京都コンサートホール×京都市交響楽団プロジェクトVol.5 「井上道義×ブルックナー交響曲第8番」

2024.11.23
京都コンサートホール 大ホール
午後 3時開演(午後 2時15分開場)

2024-11-23.jpg

ブルックナー:交響曲第8番 ハ短調(ノヴァーク版)

京都市交響楽団

[フライヤーPDF]

チケット: 全席指定 一般 5,500円 会員 5,000円
演奏会お問い合わせ先: 京都コンサートホール 075-711-3231

【道義より】

長くなる。でも大事な内容だ読んで欲しい。
昨日で京都ともおさらばだ。それなのに今までの井上のこのオケとの協調関係、努力、
多くの時間は、もしかしたらひどく間違った方向に行っていたとも感じられる大発見の
1日だったのが恐ろしい。
それはこのホールと京響の関係者、もちろん私も含めての生きた人間の限界なのかも
しれないがやはり責任は僕自身だろう。
95年にこのホールをが出来たがその少し前に恐ろしくオンボロだった京響の練習場が、
録音機会さえ備えられた、「素晴らしい施設!」になってみんなで狂喜し、その後、僕自身
審査員の一人として指名コンペので磯崎新氏による今見ても味のある建物・・・京都
コンサートホールも出来上がった。いやいや、昨日までその全貌を見ることが出来て
いなかった!目の前の古い資料館に邪魔され、30年経った今やっと見られたのだ。
井上には「あの資料館は移転又は廃止されます、後2,3年です、と耳打ちされてから
〔設計した故磯崎さんも〕30年が過ぎていた。京都らしい??)内部はサントリー
ホールはじめ今や世界のコンサートホール音響設計の神と言われる豊田泰久氏の居た
永田音響設計事務所によるホール音作りによってなされたのだ。

* * * *

* **短い課題 1**:
本文の「それはこのホールと京響の関係者、もちろん私も含めての生きた人間の限界なのかも」から「永田音響設計事務所によるホール音作りによってなされたのだ。」までを、「建物」を「建築」に置き換えて書き直してください。
* **短い課題 2**:
本文によると、この公演は何時に開演しますか。

(地域とラベルの一覧)
* * * *

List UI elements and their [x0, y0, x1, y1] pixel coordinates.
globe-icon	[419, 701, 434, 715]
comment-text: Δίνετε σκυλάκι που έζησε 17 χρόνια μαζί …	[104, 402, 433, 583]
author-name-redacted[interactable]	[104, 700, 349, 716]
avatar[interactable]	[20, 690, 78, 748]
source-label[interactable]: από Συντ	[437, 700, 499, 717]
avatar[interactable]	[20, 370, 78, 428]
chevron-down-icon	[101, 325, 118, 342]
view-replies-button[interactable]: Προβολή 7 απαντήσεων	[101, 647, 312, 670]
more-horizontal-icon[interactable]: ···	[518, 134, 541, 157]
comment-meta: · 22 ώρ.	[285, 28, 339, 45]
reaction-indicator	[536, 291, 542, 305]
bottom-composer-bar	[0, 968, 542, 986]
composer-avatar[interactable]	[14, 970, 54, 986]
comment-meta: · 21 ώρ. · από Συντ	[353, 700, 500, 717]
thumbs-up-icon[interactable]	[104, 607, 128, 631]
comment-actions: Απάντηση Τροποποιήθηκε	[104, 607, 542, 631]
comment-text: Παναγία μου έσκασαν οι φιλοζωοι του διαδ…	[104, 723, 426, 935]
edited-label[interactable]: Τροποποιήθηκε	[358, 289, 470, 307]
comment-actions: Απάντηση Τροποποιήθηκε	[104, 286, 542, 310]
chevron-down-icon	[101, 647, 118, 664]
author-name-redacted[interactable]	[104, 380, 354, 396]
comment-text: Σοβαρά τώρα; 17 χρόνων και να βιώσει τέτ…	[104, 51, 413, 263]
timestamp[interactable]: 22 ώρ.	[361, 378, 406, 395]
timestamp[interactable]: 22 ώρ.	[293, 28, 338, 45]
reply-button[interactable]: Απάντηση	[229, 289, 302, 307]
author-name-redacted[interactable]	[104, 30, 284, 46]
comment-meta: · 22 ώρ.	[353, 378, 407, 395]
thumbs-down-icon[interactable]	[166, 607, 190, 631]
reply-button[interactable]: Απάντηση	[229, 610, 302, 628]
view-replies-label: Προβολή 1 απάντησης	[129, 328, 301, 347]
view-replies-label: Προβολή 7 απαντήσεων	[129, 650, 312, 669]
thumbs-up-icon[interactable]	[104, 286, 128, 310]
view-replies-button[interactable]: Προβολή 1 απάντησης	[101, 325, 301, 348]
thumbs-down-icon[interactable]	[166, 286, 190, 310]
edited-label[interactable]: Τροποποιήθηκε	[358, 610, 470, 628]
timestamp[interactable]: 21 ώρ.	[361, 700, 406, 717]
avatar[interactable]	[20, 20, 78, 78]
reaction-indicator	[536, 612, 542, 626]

* * * *

* **記述解答 1**:
それはこのホールと京響の関係者、もちろん私も含めての生きた人間の限界なのかも
しれないがやはり責任は僕自身だろう。
95年にこのホールをが出来たがその少し前に恐ろしくオンボロだった京響の練習場が、
録音機会さえ備えられた、「素晴らしい施設!」になってみんなで狂喜し、その後、僕自身
審査員の一人として指名コンペので磯崎新氏による今見ても味のある建築・・・京都
コンサートホールも出来上がった。いやいや、昨日までその全貌を見ることが出来て
いなかった!目の前の古い資料館に邪魔され、30年経った今やっと見られたのだ。
井上には「あの資料館は移転又は廃止されます、後2,3年です、と耳打ちされてから
〔設計した故磯崎さんも〕30年が過ぎていた。京都らしい??)内部はサントリー
ホールはじめ今や世界のコンサートホール音響設計の神と言われる豊田泰久氏の居た
永田音響設計事務所によるホール音作りによってなされたのだ。

* **記述解答 2**:
午後3時に開演します。